Directions for this task:
Count every line that holds the string "data", then give that number alone.

# Stored records start

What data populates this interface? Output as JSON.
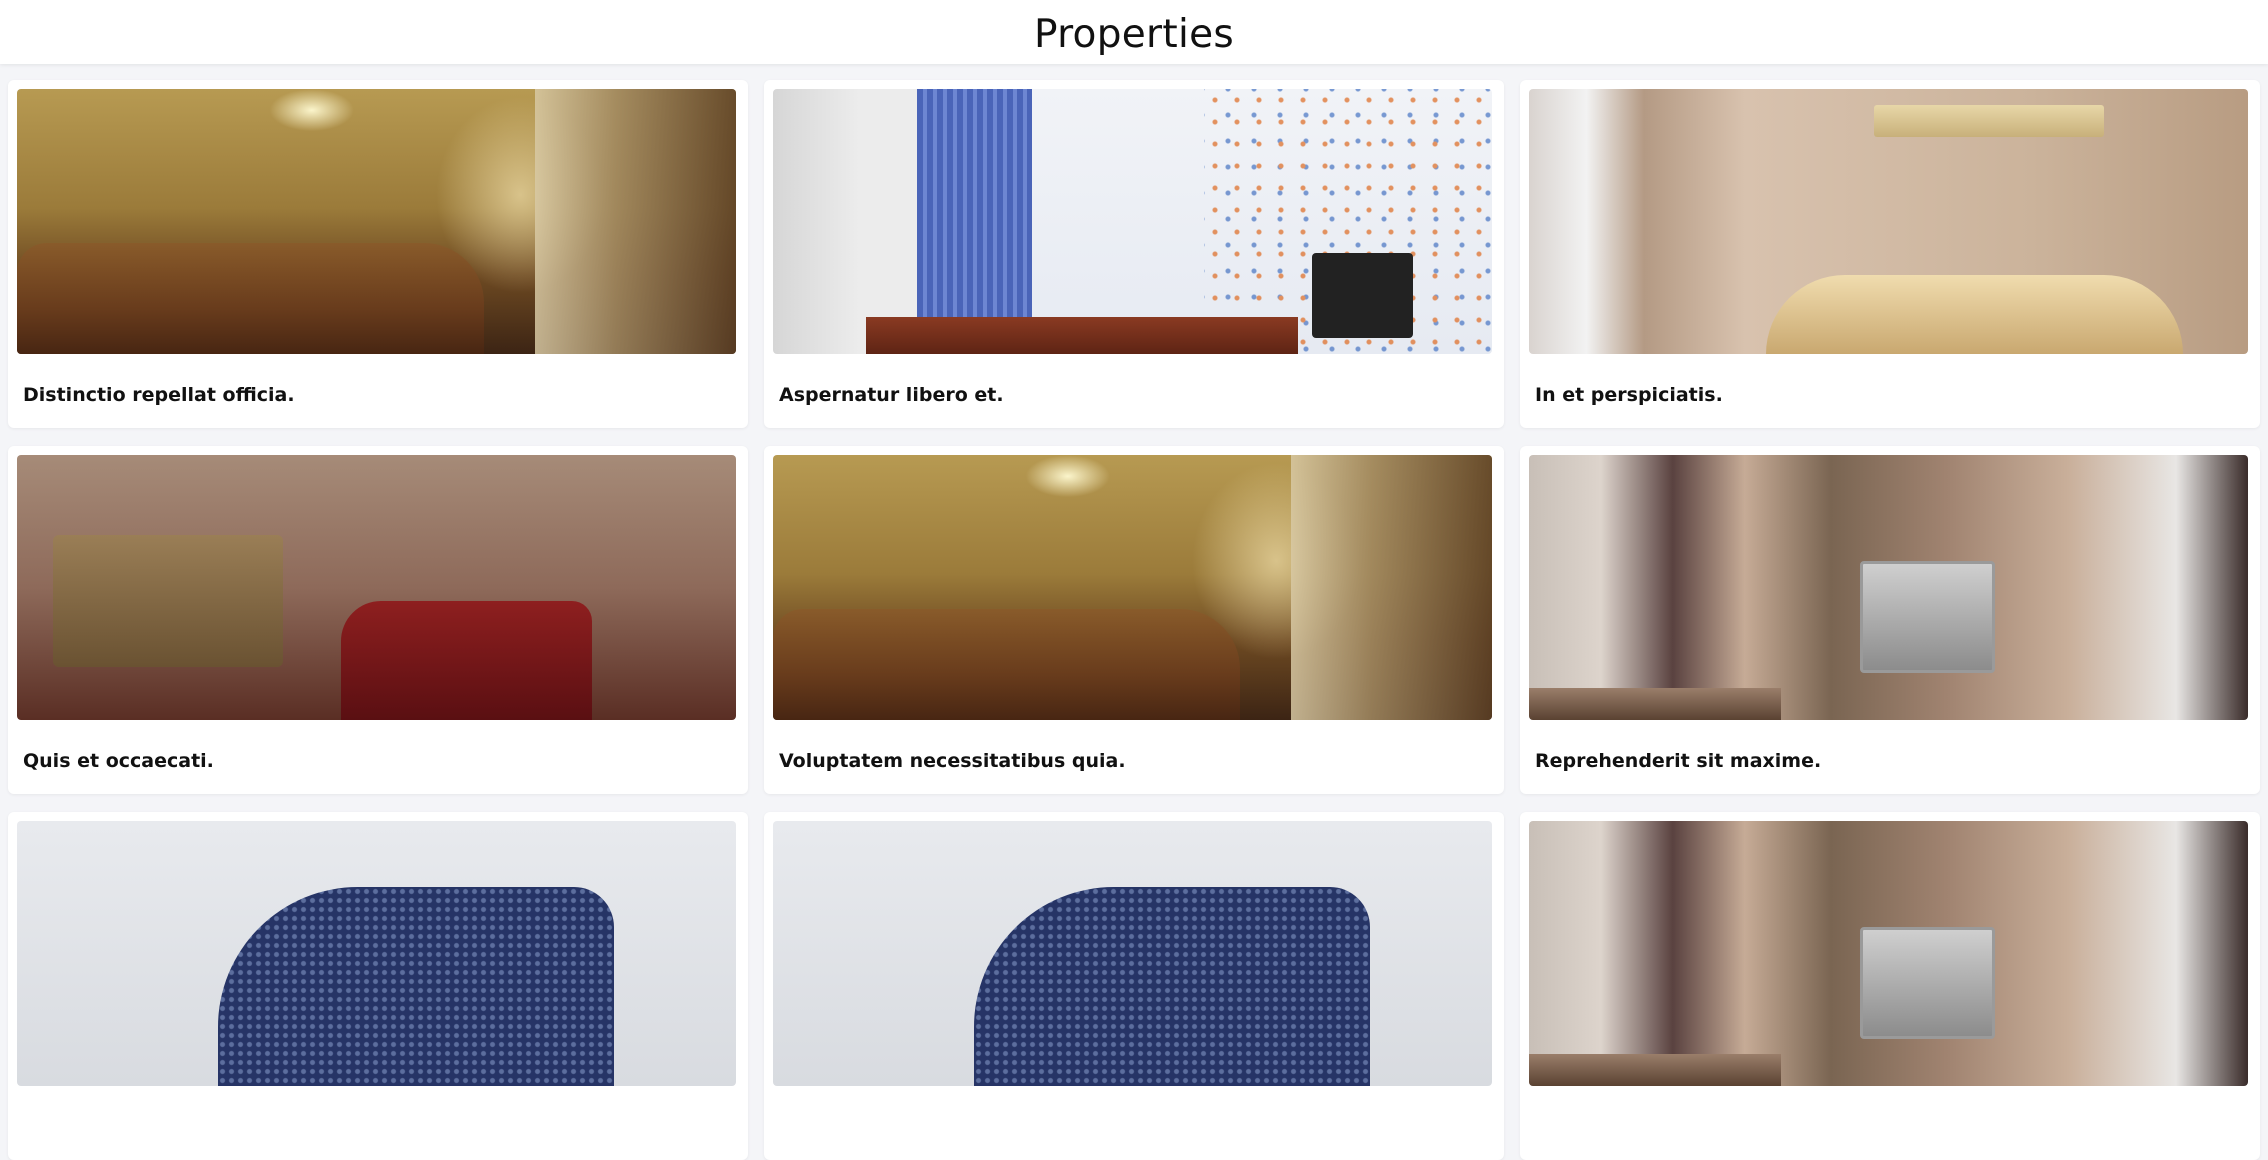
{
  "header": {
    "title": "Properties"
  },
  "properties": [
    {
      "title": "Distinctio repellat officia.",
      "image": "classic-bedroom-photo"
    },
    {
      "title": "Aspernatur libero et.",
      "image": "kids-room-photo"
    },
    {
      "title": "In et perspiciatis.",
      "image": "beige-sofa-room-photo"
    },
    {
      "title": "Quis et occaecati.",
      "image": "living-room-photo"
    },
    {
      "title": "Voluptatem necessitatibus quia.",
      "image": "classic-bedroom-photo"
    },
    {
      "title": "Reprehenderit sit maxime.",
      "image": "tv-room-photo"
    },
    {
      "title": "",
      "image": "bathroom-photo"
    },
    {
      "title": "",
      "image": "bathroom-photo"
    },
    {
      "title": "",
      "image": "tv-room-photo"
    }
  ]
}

# Stored records end
# Stored records start

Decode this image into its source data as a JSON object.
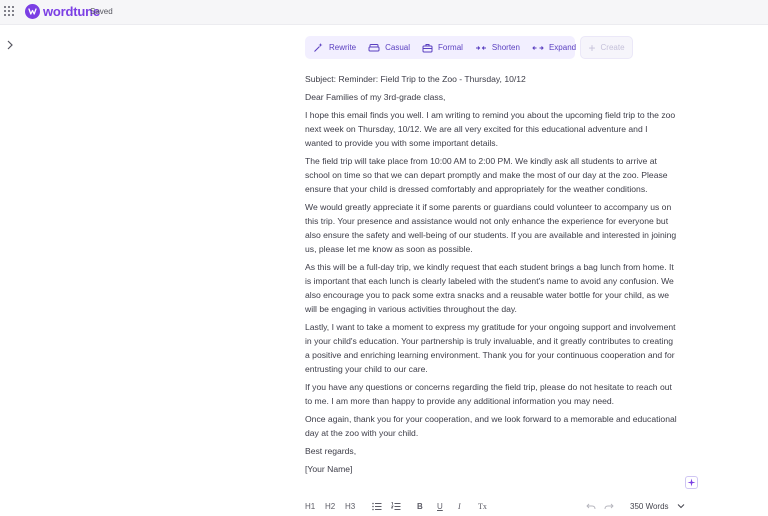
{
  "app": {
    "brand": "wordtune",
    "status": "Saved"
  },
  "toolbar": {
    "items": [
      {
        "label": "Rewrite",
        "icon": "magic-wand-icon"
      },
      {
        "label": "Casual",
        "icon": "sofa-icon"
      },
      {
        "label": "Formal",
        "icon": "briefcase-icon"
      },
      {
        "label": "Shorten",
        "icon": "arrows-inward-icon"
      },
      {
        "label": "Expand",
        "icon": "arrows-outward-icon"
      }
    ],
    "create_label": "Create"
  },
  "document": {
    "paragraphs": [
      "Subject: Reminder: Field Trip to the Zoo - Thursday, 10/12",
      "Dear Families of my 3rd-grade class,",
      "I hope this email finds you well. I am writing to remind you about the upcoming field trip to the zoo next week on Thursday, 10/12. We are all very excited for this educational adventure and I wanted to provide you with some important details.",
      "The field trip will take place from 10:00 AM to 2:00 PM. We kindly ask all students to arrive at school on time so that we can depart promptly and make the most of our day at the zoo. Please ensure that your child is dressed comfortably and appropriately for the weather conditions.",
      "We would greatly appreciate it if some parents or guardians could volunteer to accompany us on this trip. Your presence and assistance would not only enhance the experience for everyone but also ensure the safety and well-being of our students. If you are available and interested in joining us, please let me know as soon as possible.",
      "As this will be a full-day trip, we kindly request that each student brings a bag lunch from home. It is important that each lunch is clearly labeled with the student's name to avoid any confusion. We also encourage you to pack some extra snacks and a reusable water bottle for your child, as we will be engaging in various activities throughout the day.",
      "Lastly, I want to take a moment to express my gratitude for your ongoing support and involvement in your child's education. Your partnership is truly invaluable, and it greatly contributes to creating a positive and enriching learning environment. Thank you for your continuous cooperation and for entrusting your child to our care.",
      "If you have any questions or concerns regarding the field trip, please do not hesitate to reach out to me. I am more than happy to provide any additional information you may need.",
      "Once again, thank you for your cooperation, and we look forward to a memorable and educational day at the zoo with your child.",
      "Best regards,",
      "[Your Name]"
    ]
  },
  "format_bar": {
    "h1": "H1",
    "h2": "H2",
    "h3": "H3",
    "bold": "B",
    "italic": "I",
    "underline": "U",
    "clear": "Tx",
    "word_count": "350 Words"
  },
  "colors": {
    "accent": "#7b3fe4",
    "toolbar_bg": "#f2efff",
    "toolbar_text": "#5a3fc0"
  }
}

# Stored records end

Task output:
2